**ZADANIE 1:**
Odpowiedz na pytania na podstawie tekstu o figurkach.
(a) Jak nazywa się pierwsza frakcja opisana w tekście?
(b) Co potrafi Zero?
(c) Ile figurek przedstawia Irix?
**ZADANIE 2:**
Przepisz dokładnie fragment tekstu o figurkach, zaczynając od słów „Daktari. Pani doktor, jak” i kończąc na słowach „CZ.M i Grabzowi.”.

Moja pierwsza frakcja to Nomadzi:
Securitate. Bardzo ładny model, tylko poza troszkę jak z wybiegu na pokazach mody.
Aguacile, czyli mięso armatnie. Zwykła piechota, jednak nie raz okazywało się, że walczą tak samo mężnie jak elita.
Tomcat. Desant powietrzny w wykonaniu tej uroczej panny, musi być bardzo widowiskowy
Zero. Potrafi zakraść się niezauważony do przeciwnika i założyć mu minę na plecach.
Spektr Sniper. Gdy po raz pierwszy zobaczyłem tą figurkę, wiedziałem, że będę grał w Infinity.
Revered Moira. Muszę poprawić miecz i oczy tej ślicznej panny, bo psują efekt. Co do miecza, to liczę na dobre rady. Jest to tak jakby powerweapon, który lekko lśni zielenią.
Hakerka, niesamowicie przydatny żołnierz, który nie raz ratował mnie z opresji.
Daktari. Pani doktor, jak weźmie sprawy w swoje ręce, to nawet trupa postawi do pionu
Offline
Confrontation. Przyznam, że czekam z malowaniem większości modeli do czasu, kiedy nauczę się malować i nie będę się wstydził wyglądu tych przepięknych figurek.
Moimi pierwszymi modelami z konfry byli Wolfeni.
Irix. Są trzy figurki, przedstawiające tą panią w trzech inkarnacjach. Na zdjęciu jest druga, posiadam też trzecią, ale do jej malowania zabiorę się dopiero, jak umiejętnościami dorównam CZ.M i Grabzowi.

**Rekordy ramek elementów:**
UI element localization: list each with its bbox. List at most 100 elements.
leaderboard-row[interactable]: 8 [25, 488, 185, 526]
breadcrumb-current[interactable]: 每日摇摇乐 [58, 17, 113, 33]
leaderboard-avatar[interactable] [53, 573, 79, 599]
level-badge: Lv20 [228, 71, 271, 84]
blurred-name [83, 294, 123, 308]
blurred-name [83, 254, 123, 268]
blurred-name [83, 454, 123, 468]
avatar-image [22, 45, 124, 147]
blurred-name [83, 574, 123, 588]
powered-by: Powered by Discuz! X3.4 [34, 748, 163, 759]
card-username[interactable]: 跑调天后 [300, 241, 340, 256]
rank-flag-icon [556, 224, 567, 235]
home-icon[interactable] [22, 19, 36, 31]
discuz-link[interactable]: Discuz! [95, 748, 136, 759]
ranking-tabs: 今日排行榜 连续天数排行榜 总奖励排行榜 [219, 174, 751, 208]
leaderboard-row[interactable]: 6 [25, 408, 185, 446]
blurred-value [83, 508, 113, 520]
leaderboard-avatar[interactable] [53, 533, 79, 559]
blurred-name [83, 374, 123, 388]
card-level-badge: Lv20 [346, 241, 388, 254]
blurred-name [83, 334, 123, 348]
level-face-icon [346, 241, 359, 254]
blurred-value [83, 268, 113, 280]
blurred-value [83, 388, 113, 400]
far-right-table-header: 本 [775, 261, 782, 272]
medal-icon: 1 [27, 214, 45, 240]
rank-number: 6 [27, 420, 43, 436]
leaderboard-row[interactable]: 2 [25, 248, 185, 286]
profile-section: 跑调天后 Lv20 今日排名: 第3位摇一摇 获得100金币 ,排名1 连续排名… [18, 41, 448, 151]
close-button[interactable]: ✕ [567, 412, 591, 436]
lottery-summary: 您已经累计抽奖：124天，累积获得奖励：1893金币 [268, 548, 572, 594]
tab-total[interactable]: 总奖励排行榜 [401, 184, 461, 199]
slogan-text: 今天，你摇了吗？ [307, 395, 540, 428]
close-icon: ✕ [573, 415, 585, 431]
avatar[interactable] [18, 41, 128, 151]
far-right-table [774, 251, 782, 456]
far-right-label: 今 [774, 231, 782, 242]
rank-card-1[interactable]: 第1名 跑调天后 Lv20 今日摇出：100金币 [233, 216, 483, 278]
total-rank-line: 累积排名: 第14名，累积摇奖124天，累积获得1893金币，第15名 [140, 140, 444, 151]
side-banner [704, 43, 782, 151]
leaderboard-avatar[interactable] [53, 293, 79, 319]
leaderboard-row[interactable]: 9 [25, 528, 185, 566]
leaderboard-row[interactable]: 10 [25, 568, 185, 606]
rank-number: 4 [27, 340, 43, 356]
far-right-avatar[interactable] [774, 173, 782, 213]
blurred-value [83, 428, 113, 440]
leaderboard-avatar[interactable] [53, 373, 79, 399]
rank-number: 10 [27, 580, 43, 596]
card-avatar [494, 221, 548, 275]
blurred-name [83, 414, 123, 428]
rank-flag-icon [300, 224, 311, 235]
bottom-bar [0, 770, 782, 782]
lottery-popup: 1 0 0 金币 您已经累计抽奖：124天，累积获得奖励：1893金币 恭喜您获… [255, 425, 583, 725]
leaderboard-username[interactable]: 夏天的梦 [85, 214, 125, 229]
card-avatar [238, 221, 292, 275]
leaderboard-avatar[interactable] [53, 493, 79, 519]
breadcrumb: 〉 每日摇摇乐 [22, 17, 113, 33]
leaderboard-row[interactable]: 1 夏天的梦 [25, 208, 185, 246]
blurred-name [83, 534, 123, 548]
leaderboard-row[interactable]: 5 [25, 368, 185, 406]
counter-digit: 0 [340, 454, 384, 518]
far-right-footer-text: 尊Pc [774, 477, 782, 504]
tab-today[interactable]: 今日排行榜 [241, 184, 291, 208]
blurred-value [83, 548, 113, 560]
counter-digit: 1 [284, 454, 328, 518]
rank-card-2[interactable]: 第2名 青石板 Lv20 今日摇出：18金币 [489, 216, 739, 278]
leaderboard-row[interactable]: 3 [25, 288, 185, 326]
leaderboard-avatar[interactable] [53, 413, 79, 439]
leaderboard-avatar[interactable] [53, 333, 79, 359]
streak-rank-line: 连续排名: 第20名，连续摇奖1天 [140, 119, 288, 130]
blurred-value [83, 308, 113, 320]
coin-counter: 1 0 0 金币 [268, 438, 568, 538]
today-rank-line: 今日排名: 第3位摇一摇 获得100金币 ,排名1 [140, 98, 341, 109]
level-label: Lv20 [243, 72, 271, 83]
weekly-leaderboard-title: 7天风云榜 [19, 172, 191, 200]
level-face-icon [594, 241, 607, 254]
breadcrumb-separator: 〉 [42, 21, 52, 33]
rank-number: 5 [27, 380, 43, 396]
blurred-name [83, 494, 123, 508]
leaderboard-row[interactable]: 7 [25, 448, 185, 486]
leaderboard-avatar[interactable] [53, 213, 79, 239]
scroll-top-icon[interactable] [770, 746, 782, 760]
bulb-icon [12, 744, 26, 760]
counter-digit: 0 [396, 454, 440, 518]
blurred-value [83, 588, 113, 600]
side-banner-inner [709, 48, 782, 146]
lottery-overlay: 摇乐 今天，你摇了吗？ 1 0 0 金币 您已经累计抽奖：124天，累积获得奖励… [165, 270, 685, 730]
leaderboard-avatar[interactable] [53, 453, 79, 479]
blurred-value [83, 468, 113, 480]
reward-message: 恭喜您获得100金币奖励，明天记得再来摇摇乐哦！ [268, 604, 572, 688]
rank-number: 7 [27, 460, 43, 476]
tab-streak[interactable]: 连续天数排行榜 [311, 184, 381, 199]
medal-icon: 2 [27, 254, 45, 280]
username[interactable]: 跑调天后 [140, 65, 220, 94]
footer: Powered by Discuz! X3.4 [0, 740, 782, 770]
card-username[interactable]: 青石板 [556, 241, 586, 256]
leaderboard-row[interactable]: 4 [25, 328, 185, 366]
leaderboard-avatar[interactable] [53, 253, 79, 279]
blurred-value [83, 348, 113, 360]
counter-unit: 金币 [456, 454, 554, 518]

**ROZWIĄZANIE 1:**
(a) Nomadzi.
(b) Potrafi zakraść się niezauważony do przeciwnika i założyć mu minę na plecach.
(c) Trzy figurki, przedstawiające ją w trzech inkarnacjach.

**ROZWIĄZANIE 2:**
Daktari. Pani doktor, jak weźmie sprawy w swoje ręce, to nawet trupa postawi do pionu
Offline
Confrontation. Przyznam, że czekam z malowaniem większości modeli do czasu, kiedy nauczę się malować i nie będę się wstydził wyglądu tych przepięknych figurek.
Moimi pierwszymi modelami z konfry byli Wolfeni.
Irix. Są trzy figurki, przedstawiające tą panią w trzech inkarnacjach. Na zdjęciu jest druga, posiadam też trzecią, ale do jej malowania zabiorę się dopiero, jak umiejętnościami dorównam CZ.M i Grabzowi.